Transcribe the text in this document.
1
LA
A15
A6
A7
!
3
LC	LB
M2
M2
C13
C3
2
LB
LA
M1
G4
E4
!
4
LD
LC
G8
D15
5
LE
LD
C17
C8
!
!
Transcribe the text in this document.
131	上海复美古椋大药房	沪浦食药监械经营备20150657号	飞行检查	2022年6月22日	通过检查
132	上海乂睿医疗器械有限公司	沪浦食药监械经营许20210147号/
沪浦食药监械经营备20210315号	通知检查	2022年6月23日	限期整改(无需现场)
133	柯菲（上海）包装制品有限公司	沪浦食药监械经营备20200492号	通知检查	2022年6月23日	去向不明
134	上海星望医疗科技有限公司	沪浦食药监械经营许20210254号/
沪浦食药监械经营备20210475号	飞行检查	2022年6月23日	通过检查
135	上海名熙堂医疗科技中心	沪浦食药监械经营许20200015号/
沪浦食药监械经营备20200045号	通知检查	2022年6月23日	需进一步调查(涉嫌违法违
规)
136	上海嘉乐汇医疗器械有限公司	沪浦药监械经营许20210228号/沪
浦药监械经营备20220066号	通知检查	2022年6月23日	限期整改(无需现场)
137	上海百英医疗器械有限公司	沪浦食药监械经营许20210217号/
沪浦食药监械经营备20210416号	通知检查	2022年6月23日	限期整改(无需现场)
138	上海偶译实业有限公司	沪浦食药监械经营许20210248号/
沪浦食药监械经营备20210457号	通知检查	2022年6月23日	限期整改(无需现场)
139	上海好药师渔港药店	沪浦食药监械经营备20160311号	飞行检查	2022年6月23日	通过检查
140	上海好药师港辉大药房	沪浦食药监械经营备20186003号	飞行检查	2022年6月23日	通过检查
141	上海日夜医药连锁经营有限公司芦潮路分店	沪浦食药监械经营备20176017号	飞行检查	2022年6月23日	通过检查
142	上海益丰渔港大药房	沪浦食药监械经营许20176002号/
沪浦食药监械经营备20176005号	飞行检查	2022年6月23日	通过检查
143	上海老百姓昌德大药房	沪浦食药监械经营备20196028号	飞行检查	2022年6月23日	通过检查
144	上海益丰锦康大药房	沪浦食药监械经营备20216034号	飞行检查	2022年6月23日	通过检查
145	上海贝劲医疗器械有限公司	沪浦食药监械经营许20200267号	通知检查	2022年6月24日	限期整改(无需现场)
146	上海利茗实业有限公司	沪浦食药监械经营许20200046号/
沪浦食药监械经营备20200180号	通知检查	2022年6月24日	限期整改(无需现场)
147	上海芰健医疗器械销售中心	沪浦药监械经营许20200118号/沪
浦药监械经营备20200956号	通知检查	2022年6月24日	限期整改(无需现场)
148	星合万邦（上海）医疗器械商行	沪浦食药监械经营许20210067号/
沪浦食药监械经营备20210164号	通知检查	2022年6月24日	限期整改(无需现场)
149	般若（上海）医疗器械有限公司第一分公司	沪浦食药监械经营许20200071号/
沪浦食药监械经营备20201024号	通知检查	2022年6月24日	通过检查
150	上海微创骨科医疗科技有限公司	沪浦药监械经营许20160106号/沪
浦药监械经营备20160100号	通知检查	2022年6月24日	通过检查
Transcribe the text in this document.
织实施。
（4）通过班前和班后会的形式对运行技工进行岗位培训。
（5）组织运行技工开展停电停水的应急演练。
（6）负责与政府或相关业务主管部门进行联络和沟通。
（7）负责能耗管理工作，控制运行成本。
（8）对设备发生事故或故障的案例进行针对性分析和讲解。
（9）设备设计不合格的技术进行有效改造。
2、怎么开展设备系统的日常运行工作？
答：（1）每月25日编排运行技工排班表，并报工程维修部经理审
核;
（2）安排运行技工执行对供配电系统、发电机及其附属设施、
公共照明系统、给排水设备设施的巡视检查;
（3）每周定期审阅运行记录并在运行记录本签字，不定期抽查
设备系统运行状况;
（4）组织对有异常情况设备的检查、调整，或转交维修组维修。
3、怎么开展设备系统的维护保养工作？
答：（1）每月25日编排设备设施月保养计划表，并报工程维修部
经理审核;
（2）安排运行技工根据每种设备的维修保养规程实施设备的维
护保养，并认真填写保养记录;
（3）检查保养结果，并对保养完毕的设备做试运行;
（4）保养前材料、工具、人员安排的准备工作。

□ □ □ □ □

# Task to complete
Pick out the lines containing the string "飞行检查".

# Answer for the task
131	上海复美古椋大药房	沪浦食药监械经营备20150657号	飞行检查	2022年6月22日	通过检查
沪浦食药监械经营备20210475号	飞行检查	2022年6月23日	通过检查
139	上海好药师渔港药店	沪浦食药监械经营备20160311号	飞行检查	2022年6月23日	通过检查
140	上海好药师港辉大药房	沪浦食药监械经营备20186003号	飞行检查	2022年6月23日	通过检查
141	上海日夜医药连锁经营有限公司芦潮路分店	沪浦食药监械经营备20176017号	飞行检查	2022年6月23日	通过检查
沪浦食药监械经营备20176005号	飞行检查	2022年6月23日	通过检查
143	上海老百姓昌德大药房	沪浦食药监械经营备20196028号	飞行检查	2022年6月23日	通过检查
144	上海益丰锦康大药房	沪浦食药监械经营备20216034号	飞行检查	2022年6月23日	通过检查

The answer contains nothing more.